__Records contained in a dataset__

..............................

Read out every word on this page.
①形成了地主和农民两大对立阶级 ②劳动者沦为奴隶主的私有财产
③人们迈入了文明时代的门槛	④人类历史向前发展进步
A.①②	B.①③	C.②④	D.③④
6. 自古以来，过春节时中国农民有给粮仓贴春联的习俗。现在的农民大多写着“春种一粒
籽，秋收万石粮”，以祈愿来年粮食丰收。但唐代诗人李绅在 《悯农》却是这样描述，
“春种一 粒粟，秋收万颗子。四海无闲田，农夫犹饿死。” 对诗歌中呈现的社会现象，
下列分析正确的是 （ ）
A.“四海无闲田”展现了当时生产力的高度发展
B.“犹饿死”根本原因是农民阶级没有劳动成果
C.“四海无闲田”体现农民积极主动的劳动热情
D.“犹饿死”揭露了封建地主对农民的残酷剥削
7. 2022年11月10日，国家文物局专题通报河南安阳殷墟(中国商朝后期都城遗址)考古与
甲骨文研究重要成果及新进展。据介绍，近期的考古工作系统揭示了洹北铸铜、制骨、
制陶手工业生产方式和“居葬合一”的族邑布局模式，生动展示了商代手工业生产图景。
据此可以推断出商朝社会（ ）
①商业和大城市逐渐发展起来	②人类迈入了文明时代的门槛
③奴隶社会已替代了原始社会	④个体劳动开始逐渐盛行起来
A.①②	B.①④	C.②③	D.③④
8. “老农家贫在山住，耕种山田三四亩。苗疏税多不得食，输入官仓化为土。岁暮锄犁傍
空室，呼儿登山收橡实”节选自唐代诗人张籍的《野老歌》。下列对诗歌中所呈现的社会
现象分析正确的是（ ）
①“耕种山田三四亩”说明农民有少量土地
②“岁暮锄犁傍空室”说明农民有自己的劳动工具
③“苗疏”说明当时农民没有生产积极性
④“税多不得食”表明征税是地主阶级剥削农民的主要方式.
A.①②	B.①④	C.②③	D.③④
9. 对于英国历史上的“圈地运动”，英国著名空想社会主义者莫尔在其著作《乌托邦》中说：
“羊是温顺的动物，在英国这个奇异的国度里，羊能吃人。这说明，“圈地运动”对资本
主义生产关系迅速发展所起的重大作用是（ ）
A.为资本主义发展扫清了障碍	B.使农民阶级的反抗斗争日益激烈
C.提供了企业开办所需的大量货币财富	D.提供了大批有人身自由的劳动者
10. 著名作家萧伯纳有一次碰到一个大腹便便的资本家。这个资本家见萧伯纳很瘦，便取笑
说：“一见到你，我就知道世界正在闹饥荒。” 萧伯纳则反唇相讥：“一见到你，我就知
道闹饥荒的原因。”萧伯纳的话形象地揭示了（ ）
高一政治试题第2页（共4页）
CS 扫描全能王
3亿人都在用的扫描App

..............................

__Set exercise__
Using the records above, find and show each line with the string "四海无闲田".

__Completed exercise__
“春种一 粒粟，秋收万颗子。四海无闲田，农夫犹饿死。” 对诗歌中呈现的社会现象，
A.“四海无闲田”展现了当时生产力的高度发展
C.“四海无闲田”体现农民积极主动的劳动热情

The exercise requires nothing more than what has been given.